◆ **INSTRUCTIONS FOR THE TASK**
Show each line from the listing that includes the word "приобретения".

========

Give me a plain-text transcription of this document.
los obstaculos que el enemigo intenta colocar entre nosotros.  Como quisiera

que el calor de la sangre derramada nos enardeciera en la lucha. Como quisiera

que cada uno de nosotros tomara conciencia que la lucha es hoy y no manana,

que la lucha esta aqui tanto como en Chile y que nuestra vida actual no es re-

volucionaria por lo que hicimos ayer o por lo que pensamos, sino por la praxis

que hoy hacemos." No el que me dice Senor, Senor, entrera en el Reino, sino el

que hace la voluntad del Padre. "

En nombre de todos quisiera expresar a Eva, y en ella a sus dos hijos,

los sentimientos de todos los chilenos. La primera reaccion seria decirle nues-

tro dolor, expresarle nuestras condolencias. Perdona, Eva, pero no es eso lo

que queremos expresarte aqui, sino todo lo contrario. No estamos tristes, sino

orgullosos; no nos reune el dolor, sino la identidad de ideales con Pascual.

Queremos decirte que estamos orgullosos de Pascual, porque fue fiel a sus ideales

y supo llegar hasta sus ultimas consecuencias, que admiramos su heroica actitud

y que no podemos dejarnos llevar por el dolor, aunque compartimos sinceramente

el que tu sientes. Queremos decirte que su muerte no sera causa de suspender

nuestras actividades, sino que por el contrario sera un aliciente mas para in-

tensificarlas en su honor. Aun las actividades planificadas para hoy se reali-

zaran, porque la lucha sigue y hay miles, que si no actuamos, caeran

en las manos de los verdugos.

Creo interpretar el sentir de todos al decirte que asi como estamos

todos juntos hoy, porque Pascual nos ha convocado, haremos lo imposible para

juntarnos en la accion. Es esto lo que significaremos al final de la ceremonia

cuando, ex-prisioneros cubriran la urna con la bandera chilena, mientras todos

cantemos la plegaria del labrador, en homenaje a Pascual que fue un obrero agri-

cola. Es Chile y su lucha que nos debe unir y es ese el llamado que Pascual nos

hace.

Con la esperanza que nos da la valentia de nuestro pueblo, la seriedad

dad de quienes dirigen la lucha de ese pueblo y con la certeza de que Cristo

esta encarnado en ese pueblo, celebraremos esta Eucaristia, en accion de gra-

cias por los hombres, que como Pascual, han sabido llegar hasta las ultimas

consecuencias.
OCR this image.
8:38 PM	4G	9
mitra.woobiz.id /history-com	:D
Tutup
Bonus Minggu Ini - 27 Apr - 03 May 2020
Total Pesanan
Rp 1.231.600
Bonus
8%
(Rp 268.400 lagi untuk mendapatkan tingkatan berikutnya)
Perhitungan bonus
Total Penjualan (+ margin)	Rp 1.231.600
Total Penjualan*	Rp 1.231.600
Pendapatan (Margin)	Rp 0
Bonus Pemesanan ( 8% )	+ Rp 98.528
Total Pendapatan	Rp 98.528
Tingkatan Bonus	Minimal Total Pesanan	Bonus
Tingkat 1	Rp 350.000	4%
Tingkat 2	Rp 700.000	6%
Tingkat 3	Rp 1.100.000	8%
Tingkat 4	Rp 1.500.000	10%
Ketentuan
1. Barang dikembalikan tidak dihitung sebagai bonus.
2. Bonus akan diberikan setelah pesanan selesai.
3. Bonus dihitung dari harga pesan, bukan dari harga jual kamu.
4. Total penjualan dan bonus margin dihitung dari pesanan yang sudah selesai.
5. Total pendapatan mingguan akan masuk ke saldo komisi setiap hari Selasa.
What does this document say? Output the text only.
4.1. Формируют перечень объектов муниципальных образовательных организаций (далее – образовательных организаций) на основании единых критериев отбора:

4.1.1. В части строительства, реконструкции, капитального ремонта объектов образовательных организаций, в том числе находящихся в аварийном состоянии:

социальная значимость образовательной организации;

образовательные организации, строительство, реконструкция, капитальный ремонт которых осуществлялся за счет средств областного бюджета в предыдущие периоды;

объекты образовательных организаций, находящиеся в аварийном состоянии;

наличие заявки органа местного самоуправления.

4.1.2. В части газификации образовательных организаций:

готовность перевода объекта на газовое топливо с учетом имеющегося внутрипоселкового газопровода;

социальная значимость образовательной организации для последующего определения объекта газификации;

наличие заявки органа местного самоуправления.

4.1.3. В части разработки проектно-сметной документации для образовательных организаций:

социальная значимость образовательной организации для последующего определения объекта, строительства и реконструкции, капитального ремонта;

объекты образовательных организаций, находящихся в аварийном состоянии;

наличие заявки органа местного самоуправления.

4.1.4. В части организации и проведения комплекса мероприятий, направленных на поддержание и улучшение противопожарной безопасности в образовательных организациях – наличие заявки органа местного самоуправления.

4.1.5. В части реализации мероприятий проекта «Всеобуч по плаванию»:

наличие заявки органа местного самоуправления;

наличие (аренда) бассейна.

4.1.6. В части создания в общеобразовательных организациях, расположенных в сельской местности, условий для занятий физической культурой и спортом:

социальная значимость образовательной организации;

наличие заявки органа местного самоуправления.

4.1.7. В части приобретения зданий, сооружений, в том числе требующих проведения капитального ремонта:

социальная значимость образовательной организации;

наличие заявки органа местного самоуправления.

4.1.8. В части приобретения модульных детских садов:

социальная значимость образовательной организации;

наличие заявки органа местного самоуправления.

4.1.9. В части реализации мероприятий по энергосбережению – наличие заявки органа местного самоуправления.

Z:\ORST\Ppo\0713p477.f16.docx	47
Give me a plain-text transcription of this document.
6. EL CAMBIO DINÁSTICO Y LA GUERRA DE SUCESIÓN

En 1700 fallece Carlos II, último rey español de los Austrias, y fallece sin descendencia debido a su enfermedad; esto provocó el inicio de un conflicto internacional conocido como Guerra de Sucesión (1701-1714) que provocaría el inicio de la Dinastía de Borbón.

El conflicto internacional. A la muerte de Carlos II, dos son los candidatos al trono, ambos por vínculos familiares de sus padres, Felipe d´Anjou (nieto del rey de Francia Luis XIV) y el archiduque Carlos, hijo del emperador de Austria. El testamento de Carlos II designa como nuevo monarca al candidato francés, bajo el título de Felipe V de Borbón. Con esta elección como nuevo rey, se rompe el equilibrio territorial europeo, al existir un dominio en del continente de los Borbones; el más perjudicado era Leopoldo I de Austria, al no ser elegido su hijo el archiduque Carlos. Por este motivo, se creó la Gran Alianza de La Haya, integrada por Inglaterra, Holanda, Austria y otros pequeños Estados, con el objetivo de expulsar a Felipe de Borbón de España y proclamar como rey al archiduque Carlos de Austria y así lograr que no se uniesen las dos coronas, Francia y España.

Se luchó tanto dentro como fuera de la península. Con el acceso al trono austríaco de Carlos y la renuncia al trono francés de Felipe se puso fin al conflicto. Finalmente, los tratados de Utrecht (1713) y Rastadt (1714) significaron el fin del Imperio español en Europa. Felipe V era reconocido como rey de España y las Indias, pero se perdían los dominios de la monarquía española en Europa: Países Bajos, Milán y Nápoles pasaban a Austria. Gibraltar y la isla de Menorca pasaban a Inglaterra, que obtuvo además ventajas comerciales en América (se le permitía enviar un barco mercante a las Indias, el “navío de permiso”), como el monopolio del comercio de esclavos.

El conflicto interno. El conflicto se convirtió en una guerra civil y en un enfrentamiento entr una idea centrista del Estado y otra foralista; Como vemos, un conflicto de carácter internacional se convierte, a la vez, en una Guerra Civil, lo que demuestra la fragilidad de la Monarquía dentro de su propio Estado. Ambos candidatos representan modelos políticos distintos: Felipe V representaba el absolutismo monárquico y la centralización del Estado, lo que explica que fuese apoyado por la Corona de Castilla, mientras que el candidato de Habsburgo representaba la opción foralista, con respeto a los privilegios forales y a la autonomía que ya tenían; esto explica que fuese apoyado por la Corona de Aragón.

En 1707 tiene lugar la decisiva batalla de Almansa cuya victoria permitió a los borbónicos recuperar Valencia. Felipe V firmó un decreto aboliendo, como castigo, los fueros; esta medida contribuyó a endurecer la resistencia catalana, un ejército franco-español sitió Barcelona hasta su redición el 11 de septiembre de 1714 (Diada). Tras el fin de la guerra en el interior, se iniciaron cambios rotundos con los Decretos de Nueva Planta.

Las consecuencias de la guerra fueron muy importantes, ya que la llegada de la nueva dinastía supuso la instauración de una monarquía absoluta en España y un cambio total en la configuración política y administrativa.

========

◆ **OUTPUT OF THE TASK**
4.1.7. В части приобретения зданий, сооружений, в том числе требующих проведения капитального ремонта:
4.1.8. В части приобретения модульных детских садов:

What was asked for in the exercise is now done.